From the entries below, say how many lines carry the word "summary", and give nothing but the number.
____
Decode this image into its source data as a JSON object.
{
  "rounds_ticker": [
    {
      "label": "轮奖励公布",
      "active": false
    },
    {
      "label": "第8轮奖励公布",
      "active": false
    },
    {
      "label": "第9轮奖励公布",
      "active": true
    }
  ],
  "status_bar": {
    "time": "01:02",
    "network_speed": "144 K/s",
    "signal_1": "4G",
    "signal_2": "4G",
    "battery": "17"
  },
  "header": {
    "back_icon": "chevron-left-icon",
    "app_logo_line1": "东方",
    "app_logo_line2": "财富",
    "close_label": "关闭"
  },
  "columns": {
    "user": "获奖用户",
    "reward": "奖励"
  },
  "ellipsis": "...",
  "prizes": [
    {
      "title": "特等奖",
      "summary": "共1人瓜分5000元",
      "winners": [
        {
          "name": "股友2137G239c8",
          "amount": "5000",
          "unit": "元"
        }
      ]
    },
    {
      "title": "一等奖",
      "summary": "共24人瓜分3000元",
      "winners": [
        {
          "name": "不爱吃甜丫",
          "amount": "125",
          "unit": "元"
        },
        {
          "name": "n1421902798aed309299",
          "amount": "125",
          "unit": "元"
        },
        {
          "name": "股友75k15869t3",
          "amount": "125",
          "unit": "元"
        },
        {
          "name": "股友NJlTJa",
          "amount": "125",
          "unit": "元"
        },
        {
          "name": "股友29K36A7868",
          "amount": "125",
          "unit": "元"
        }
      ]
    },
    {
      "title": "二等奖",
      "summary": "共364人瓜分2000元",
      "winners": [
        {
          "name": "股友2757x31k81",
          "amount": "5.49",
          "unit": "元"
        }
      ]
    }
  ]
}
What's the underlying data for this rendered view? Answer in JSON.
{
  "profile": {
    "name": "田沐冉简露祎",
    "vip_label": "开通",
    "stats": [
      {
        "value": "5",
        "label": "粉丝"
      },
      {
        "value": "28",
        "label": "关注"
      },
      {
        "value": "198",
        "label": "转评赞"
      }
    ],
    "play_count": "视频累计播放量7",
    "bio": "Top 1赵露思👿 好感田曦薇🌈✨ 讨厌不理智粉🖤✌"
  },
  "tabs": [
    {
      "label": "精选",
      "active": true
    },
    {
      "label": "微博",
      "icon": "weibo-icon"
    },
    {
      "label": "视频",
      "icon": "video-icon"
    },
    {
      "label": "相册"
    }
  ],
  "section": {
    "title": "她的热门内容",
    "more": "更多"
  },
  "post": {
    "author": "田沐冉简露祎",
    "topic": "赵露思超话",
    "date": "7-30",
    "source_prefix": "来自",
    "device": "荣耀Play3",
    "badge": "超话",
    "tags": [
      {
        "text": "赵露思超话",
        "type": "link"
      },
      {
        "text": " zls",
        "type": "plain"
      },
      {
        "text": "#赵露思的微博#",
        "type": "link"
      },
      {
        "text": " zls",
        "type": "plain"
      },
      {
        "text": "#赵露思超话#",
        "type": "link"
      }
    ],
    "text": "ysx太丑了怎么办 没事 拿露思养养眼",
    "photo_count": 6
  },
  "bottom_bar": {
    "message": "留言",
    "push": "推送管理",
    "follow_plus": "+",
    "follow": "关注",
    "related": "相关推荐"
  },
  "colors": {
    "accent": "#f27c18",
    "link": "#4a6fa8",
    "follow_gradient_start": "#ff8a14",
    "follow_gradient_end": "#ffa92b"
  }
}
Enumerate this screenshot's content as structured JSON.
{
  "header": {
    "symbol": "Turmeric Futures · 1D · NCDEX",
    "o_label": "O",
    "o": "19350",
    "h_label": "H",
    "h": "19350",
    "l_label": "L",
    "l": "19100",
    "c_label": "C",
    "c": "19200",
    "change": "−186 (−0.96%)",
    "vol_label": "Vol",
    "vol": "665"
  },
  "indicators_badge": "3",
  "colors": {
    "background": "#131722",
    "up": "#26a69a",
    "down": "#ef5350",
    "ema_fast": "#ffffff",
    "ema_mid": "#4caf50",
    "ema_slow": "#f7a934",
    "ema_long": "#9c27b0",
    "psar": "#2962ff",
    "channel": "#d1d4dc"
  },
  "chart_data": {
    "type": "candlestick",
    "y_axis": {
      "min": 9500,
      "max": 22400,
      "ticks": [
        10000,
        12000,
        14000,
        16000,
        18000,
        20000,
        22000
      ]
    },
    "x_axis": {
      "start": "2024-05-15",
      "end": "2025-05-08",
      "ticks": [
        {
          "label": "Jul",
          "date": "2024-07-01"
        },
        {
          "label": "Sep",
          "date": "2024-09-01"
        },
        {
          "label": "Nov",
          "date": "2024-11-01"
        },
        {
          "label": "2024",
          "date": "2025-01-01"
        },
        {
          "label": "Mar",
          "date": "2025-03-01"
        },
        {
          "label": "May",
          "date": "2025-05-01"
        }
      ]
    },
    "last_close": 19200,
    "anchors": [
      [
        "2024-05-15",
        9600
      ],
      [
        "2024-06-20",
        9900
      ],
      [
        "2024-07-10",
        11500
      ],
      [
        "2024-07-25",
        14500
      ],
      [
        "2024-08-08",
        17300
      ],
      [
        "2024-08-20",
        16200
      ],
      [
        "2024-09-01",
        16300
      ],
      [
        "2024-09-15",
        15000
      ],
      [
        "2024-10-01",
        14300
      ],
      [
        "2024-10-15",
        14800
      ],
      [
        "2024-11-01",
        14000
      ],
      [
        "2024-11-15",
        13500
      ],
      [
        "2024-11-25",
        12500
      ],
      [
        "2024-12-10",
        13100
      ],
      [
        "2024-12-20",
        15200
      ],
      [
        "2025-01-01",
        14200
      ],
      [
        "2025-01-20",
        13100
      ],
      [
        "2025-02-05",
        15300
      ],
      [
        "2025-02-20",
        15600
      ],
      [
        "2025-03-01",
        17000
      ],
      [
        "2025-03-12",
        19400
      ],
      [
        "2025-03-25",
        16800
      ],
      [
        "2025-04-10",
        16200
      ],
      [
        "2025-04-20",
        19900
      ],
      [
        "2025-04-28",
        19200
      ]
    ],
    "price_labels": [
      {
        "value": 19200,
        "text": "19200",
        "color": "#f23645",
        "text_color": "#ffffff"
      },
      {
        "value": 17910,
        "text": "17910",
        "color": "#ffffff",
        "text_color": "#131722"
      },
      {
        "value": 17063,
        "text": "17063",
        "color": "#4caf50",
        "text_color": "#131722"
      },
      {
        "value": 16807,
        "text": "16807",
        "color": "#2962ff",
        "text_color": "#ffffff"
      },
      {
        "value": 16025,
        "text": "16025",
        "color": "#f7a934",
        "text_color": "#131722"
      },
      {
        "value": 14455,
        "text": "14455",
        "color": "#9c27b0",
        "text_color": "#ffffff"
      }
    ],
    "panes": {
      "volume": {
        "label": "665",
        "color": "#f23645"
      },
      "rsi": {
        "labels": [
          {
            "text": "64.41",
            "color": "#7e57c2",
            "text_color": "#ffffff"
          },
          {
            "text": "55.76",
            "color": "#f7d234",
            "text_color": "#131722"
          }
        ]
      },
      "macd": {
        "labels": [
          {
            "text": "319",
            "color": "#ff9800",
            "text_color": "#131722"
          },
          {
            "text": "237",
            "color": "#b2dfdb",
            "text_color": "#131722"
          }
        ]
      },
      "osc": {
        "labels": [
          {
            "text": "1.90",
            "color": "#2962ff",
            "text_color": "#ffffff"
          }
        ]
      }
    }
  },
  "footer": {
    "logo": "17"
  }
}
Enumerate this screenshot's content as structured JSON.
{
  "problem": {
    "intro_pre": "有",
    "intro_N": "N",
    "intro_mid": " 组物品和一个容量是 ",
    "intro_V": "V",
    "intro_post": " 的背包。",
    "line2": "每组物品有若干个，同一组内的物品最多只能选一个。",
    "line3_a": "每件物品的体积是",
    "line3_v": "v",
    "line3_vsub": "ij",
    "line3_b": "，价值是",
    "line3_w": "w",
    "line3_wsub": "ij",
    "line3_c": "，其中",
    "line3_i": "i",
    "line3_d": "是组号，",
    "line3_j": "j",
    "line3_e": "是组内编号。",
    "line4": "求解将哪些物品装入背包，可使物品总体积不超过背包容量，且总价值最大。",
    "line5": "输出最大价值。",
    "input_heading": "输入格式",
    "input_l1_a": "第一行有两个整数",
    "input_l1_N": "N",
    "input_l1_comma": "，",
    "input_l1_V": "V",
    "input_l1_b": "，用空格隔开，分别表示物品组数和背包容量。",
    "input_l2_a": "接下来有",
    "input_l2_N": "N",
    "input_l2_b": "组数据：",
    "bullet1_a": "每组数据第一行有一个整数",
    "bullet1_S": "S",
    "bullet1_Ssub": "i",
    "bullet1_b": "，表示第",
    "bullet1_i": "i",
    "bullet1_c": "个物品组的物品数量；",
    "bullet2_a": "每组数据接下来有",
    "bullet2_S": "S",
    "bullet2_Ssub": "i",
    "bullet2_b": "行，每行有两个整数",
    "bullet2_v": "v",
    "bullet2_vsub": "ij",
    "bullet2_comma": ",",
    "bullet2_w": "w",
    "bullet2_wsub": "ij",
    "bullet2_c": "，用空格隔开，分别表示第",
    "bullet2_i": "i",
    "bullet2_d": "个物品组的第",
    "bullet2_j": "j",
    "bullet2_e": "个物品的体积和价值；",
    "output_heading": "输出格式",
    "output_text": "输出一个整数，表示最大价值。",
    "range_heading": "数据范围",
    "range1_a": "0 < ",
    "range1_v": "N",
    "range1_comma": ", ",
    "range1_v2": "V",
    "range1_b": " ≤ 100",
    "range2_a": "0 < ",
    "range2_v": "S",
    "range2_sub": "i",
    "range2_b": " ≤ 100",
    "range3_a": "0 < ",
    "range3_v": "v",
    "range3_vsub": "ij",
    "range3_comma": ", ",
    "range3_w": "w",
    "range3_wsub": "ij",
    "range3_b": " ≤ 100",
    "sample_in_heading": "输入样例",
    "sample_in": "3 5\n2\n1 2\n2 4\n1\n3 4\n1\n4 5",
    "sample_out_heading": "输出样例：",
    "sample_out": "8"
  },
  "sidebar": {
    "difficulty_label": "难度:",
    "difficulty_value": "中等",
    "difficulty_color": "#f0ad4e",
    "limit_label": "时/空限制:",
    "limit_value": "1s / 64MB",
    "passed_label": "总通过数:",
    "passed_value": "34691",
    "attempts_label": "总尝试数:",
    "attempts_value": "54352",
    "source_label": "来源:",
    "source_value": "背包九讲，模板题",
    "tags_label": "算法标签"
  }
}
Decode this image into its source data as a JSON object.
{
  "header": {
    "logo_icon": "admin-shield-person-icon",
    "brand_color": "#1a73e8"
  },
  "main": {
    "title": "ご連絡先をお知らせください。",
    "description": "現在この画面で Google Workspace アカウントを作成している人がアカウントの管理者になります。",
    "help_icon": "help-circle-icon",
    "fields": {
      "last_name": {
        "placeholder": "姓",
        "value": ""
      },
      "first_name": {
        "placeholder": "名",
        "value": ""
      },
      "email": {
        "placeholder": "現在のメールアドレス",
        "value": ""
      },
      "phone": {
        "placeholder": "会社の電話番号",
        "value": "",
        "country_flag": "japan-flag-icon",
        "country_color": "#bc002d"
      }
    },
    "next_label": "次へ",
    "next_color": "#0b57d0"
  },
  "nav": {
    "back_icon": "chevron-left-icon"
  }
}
____
[Solution below]
3